● **Given exercise**: Gather each line in the entries that includes the string "series".

--- begin Provided material ---

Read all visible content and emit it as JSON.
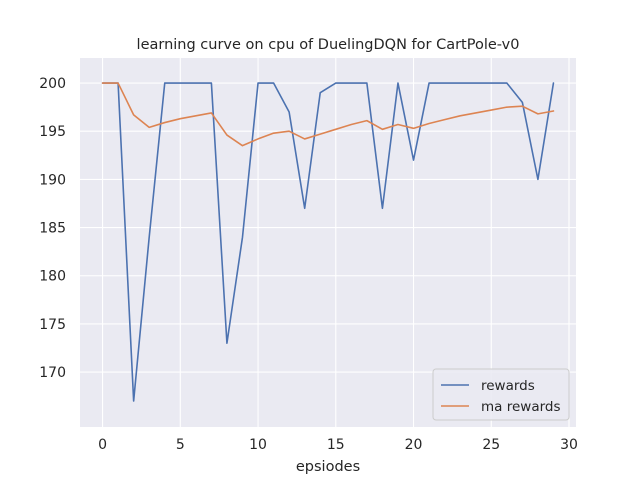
{
  "chart_data": {
    "type": "line",
    "title": "learning curve on cpu of DuelingDQN for CartPole-v0",
    "xlabel": "epsiodes",
    "ylabel": "",
    "xlim": [
      -1.45,
      30.45
    ],
    "ylim": [
      164.3,
      202.6
    ],
    "xticks": [
      0,
      5,
      10,
      15,
      20,
      25,
      30
    ],
    "yticks": [
      170,
      175,
      180,
      185,
      190,
      195,
      200
    ],
    "grid": true,
    "background": "#eaeaf2",
    "legend_position": "lower-right",
    "x": [
      0,
      1,
      2,
      3,
      4,
      5,
      6,
      7,
      8,
      9,
      10,
      11,
      12,
      13,
      14,
      15,
      16,
      17,
      18,
      19,
      20,
      21,
      22,
      23,
      24,
      25,
      26,
      27,
      28,
      29
    ],
    "series": [
      {
        "name": "rewards",
        "color": "#4c72b0",
        "values": [
          200,
          200,
          167,
          184,
          200,
          200,
          200,
          200,
          173,
          184,
          200,
          200,
          197,
          187,
          199,
          200,
          200,
          200,
          187,
          200,
          192,
          200,
          200,
          200,
          200,
          200,
          200,
          198,
          190,
          200
        ]
      },
      {
        "name": "ma rewards",
        "color": "#dd8452",
        "values": [
          200,
          200,
          196.7,
          195.4,
          195.9,
          196.3,
          196.6,
          196.9,
          194.6,
          193.5,
          194.2,
          194.8,
          195.0,
          194.2,
          194.7,
          195.2,
          195.7,
          196.1,
          195.2,
          195.7,
          195.3,
          195.8,
          196.2,
          196.6,
          196.9,
          197.2,
          197.5,
          197.6,
          196.8,
          197.1
        ]
      }
    ]
  }
}
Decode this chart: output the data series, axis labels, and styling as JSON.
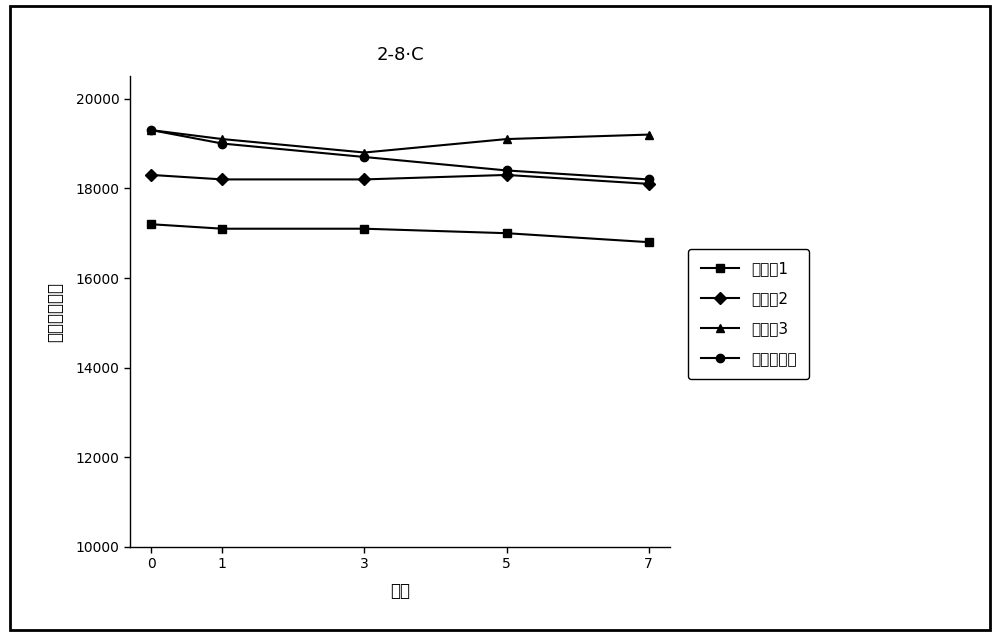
{
  "title": "2-8·C",
  "xlabel": "天数",
  "ylabel": "全自吸光度值",
  "x": [
    0,
    1,
    3,
    5,
    7
  ],
  "series": [
    {
      "label": "实施例1",
      "values": [
        17200,
        17100,
        17100,
        17000,
        16800
      ],
      "color": "#000000",
      "marker": "s",
      "linestyle": "-"
    },
    {
      "label": "实施例2",
      "values": [
        18300,
        18200,
        18200,
        18300,
        18100
      ],
      "color": "#000000",
      "marker": "D",
      "linestyle": "-"
    },
    {
      "label": "实施例3",
      "values": [
        19300,
        19100,
        18800,
        19100,
        19200
      ],
      "color": "#000000",
      "marker": "^",
      "linestyle": "-"
    },
    {
      "label": "对比实施例",
      "values": [
        19300,
        19000,
        18700,
        18400,
        18200
      ],
      "color": "#000000",
      "marker": "o",
      "linestyle": "-"
    }
  ],
  "ylim": [
    10000,
    20500
  ],
  "yticks": [
    10000,
    12000,
    14000,
    16000,
    18000,
    20000
  ],
  "xlim": [
    -0.3,
    7.3
  ],
  "background_color": "#ffffff",
  "border_color": "#000000",
  "title_fontsize": 13,
  "label_fontsize": 12,
  "tick_fontsize": 10,
  "legend_fontsize": 11,
  "linewidth": 1.5,
  "markersize": 6
}
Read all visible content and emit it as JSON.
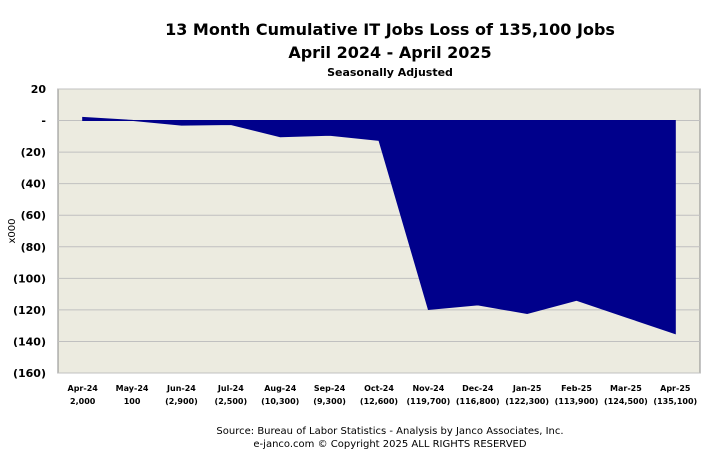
{
  "chart_data": {
    "type": "area",
    "title": "13 Month Cumulative IT Jobs Loss of 135,100 Jobs",
    "subtitle": "April 2024 - April 2025",
    "subtitle2": "Seasonally  Adjusted",
    "ylabel": "x000",
    "ylim": [
      -160,
      20
    ],
    "yticks": [
      20,
      0,
      -20,
      -40,
      -60,
      -80,
      -100,
      -120,
      -140,
      -160
    ],
    "ytick_labels": [
      "20",
      "-",
      "(20)",
      "(40)",
      "(60)",
      "(80)",
      "(100)",
      "(120)",
      "(140)",
      "(160)"
    ],
    "categories": [
      "Apr-24",
      "May-24",
      "Jun-24",
      "Jul-24",
      "Aug-24",
      "Sep-24",
      "Oct-24",
      "Nov-24",
      "Dec-24",
      "Jan-25",
      "Feb-25",
      "Mar-25",
      "Apr-25"
    ],
    "value_labels": [
      "2,000",
      "100",
      "(2,900)",
      "(2,500)",
      "(10,300)",
      "(9,300)",
      "(12,600)",
      "(119,700)",
      "(116,800)",
      "(122,300)",
      "(113,900)",
      "(124,500)",
      "(135,100)"
    ],
    "values": [
      2.0,
      0.1,
      -2.9,
      -2.5,
      -10.3,
      -9.3,
      -12.6,
      -119.7,
      -116.8,
      -122.3,
      -113.9,
      -124.5,
      -135.1
    ],
    "grid": true,
    "colors": {
      "fill": "#00008b",
      "plot_bg": "#ecebe0",
      "grid": "#c0c0c0"
    }
  },
  "source": {
    "line1": "Source: Bureau of Labor Statistics - Analysis by Janco Associates, Inc.",
    "line2": "e-janco.com © Copyright 2025  ALL RIGHTS RESERVED"
  }
}
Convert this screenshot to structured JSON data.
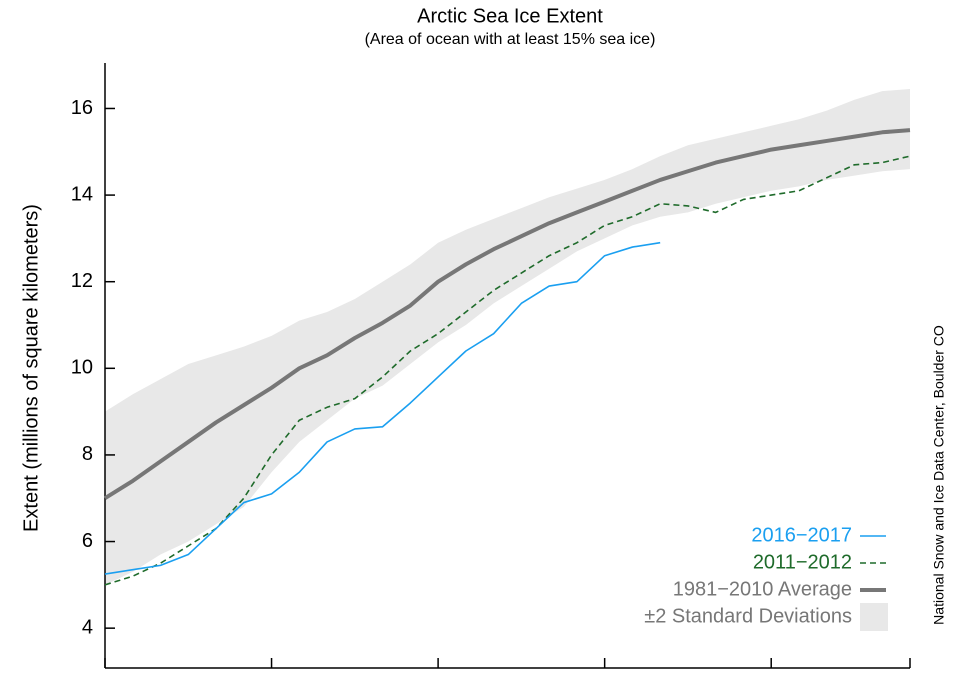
{
  "chart_data": {
    "type": "line",
    "title": "Arctic Sea Ice Extent",
    "subtitle": "(Area of ocean with at least 15% sea ice)",
    "y_label": "Extent (millions of square kilometers)",
    "source": "National Snow and Ice Data Center, Boulder CO",
    "categories": [
      null,
      null,
      null,
      null,
      null,
      null,
      null,
      null,
      null,
      null,
      null,
      null,
      null,
      null,
      null,
      null,
      null,
      null,
      null,
      null,
      null,
      null,
      null,
      null,
      null,
      null,
      null,
      null,
      null,
      null
    ],
    "ylim": [
      3.08,
      17.05
    ],
    "yticks": [
      4,
      6,
      8,
      10,
      12,
      14,
      16
    ],
    "series": [
      {
        "name": "2016−2017",
        "color": "#1a9ff0",
        "style": "solid",
        "values": [
          5.25,
          5.35,
          5.45,
          5.7,
          6.3,
          6.9,
          7.1,
          7.6,
          8.3,
          8.6,
          8.65,
          9.2,
          9.8,
          10.4,
          10.8,
          11.5,
          11.9,
          12.0,
          12.6,
          12.8,
          12.9,
          null,
          null,
          null,
          null,
          null,
          null,
          null,
          null,
          null
        ]
      },
      {
        "name": "2011−2012",
        "color": "#1f6b2b",
        "style": "dashed",
        "values": [
          5.0,
          5.2,
          5.5,
          5.9,
          6.3,
          7.0,
          8.0,
          8.8,
          9.1,
          9.3,
          9.8,
          10.4,
          10.8,
          11.3,
          11.8,
          12.2,
          12.6,
          12.9,
          13.3,
          13.5,
          13.8,
          13.75,
          13.6,
          13.9,
          14.0,
          14.1,
          14.4,
          14.7,
          14.75,
          14.9
        ]
      },
      {
        "name": "1981−2010 Average",
        "color": "#777777",
        "style": "thick",
        "values": [
          7.0,
          7.4,
          7.85,
          8.3,
          8.75,
          9.15,
          9.55,
          10.0,
          10.3,
          10.7,
          11.05,
          11.45,
          12.0,
          12.4,
          12.75,
          13.05,
          13.35,
          13.6,
          13.85,
          14.1,
          14.35,
          14.55,
          14.75,
          14.9,
          15.05,
          15.15,
          15.25,
          15.35,
          15.45,
          15.5
        ]
      }
    ],
    "band": {
      "name": "±2 Standard Deviations",
      "color": "#e8e8e8",
      "upper": [
        9.0,
        9.4,
        9.75,
        10.1,
        10.3,
        10.5,
        10.75,
        11.1,
        11.3,
        11.6,
        12.0,
        12.4,
        12.9,
        13.2,
        13.45,
        13.7,
        13.95,
        14.15,
        14.35,
        14.6,
        14.9,
        15.15,
        15.3,
        15.45,
        15.6,
        15.75,
        15.95,
        16.2,
        16.4,
        16.45
      ],
      "lower": [
        5.0,
        5.3,
        5.7,
        6.0,
        6.4,
        6.8,
        7.6,
        8.3,
        8.8,
        9.3,
        9.6,
        10.1,
        10.6,
        11.0,
        11.5,
        11.9,
        12.3,
        12.7,
        13.0,
        13.3,
        13.5,
        13.6,
        13.8,
        13.95,
        14.1,
        14.2,
        14.35,
        14.45,
        14.55,
        14.6
      ]
    }
  }
}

--- end Provided material ---

● **Answer to the problem**:
    "series": [
Decode this chart: output the data series, axis labels, and styling as JSON.
  "series": [
    "series": [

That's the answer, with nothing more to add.